• [TASK OBJECTIVE]
Where a line holds the word "screenshot", copy that line.
— START THE RECORDS —
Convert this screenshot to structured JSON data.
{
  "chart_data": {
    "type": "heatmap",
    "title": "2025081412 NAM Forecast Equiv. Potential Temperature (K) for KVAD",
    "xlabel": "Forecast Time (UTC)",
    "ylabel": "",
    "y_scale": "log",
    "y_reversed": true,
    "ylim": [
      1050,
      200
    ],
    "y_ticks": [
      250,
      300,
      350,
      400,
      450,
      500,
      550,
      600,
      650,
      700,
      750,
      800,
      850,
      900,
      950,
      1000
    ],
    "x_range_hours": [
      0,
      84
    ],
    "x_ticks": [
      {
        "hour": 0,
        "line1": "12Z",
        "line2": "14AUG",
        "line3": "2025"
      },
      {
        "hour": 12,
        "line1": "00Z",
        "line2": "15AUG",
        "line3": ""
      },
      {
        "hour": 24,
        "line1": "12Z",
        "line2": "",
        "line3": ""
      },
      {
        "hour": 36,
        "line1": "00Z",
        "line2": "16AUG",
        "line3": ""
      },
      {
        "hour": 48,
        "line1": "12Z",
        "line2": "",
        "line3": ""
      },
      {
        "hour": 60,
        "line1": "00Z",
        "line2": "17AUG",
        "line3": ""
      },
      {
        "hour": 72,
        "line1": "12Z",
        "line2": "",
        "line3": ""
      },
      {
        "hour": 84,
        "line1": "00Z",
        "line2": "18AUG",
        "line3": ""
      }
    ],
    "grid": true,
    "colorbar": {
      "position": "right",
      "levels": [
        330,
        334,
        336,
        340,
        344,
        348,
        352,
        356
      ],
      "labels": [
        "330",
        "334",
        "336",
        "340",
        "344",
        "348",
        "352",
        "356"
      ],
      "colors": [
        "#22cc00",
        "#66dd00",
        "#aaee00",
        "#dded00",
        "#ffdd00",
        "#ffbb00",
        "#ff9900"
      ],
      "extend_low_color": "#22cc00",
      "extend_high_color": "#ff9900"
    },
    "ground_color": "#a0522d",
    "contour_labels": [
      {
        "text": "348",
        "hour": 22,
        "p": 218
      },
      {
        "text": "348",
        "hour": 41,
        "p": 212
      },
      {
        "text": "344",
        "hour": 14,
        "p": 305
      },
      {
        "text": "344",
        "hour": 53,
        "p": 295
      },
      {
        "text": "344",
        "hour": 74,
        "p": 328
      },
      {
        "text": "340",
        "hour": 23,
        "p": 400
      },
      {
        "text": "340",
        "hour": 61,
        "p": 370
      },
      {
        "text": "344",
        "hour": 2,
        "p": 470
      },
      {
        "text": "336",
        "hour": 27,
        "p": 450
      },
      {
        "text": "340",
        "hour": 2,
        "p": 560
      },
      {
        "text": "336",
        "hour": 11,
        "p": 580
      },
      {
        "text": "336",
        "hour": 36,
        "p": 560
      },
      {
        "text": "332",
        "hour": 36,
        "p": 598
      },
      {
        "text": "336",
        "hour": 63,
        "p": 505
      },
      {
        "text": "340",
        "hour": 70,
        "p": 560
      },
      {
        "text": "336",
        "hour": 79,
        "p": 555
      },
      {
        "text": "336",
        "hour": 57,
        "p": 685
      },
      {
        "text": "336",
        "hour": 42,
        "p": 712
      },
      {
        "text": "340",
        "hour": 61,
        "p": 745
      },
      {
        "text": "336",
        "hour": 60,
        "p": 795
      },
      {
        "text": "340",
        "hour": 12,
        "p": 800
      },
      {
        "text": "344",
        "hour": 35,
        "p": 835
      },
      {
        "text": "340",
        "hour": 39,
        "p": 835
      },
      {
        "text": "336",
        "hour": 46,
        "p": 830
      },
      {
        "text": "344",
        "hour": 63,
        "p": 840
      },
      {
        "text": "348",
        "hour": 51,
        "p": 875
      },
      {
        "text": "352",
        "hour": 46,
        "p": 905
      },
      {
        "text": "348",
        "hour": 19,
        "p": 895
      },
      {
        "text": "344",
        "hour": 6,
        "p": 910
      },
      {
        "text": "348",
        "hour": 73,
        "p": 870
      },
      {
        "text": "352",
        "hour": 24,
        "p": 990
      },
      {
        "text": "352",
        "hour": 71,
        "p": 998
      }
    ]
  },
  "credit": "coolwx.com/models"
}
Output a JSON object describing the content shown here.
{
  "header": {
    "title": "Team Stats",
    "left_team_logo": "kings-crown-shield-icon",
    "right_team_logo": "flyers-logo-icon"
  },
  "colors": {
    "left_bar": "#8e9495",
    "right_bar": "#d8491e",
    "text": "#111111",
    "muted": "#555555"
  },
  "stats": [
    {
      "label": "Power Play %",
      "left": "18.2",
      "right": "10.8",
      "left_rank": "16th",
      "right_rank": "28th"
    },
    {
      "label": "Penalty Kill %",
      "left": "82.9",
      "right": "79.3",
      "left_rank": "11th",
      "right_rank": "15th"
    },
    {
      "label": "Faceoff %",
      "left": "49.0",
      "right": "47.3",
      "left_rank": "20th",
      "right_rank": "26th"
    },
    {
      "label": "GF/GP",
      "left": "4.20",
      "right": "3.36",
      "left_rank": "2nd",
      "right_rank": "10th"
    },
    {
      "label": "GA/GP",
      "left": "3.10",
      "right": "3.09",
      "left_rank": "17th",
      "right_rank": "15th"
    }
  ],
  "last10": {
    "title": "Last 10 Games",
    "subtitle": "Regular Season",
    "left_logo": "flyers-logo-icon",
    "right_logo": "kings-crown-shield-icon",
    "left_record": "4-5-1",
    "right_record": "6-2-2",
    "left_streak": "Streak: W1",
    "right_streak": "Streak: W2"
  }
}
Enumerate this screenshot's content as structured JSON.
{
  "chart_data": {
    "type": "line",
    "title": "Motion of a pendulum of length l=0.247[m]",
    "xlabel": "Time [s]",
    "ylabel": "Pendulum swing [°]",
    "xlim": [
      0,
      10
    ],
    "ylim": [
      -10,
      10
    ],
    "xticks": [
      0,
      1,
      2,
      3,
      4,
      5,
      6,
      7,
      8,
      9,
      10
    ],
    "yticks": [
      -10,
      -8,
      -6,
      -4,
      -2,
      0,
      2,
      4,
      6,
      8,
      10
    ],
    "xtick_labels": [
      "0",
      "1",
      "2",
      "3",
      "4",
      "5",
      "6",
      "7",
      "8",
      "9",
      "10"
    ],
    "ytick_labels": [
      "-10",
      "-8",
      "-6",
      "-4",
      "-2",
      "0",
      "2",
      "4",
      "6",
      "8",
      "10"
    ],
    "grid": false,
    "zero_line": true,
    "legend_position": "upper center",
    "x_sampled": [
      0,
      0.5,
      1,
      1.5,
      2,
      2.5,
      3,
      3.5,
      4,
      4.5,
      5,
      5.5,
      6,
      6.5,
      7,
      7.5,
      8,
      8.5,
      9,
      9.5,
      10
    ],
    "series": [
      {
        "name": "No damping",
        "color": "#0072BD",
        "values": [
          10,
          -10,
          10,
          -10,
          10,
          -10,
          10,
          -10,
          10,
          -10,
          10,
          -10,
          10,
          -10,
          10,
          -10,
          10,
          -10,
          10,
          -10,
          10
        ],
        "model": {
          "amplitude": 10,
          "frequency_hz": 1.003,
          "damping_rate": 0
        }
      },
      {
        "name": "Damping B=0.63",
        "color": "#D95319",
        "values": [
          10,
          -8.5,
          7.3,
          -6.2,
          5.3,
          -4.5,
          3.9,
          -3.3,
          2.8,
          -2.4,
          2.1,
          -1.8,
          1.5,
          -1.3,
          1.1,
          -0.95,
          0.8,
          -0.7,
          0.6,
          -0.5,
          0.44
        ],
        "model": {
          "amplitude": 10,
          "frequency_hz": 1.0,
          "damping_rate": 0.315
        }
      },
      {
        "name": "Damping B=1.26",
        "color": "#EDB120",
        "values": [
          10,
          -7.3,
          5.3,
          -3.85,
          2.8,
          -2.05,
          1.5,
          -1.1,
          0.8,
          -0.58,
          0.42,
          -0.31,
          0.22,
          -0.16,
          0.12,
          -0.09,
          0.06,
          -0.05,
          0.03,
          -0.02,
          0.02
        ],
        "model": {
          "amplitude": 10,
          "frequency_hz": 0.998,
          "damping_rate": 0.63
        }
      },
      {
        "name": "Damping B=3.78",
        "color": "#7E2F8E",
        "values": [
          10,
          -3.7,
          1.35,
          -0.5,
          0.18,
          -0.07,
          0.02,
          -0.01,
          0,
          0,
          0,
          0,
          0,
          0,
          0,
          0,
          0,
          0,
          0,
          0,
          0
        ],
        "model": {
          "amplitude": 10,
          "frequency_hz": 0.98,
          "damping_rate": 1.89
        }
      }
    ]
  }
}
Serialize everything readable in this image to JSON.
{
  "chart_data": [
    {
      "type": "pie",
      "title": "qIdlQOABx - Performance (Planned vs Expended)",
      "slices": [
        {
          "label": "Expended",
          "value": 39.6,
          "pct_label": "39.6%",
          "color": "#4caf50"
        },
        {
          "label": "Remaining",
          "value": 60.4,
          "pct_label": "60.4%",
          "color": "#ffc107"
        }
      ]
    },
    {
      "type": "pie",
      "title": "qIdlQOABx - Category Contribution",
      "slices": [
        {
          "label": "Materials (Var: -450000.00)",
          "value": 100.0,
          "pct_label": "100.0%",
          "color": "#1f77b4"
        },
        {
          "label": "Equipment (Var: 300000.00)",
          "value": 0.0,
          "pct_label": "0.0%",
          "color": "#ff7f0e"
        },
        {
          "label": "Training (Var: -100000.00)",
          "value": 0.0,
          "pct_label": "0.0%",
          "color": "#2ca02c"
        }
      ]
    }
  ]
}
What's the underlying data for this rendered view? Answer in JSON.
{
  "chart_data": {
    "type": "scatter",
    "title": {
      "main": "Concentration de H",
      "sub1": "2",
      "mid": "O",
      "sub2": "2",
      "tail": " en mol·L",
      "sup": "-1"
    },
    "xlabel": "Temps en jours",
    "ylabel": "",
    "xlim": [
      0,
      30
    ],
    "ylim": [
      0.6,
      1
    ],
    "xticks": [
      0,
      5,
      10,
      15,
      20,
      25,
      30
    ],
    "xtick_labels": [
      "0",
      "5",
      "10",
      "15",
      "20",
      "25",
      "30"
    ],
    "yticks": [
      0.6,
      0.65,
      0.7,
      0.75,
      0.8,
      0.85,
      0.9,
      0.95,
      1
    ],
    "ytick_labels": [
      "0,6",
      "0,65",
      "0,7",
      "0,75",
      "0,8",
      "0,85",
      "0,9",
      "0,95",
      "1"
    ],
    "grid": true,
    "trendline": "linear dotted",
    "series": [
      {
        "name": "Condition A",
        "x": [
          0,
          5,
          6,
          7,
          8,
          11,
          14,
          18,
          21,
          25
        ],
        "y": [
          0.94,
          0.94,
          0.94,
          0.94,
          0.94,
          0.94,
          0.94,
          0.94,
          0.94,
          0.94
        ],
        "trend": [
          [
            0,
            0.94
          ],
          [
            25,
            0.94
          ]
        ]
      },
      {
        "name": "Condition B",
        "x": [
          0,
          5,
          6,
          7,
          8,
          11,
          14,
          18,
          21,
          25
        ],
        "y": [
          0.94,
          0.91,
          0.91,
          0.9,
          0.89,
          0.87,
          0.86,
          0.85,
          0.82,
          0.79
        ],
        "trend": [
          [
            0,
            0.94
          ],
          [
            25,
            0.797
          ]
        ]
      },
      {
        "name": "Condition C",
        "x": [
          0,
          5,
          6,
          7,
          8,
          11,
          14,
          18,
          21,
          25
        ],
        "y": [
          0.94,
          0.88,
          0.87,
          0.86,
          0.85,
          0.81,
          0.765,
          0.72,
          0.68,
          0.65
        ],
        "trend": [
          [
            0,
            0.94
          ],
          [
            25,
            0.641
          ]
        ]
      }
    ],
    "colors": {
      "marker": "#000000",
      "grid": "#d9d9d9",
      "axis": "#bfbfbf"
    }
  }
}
— END THE RECORDS —
• [ANSWER TO THE PROBLEM]
Convert this screenshot to structured JSON data.
Enumerate this screenshot's content as structured JSON.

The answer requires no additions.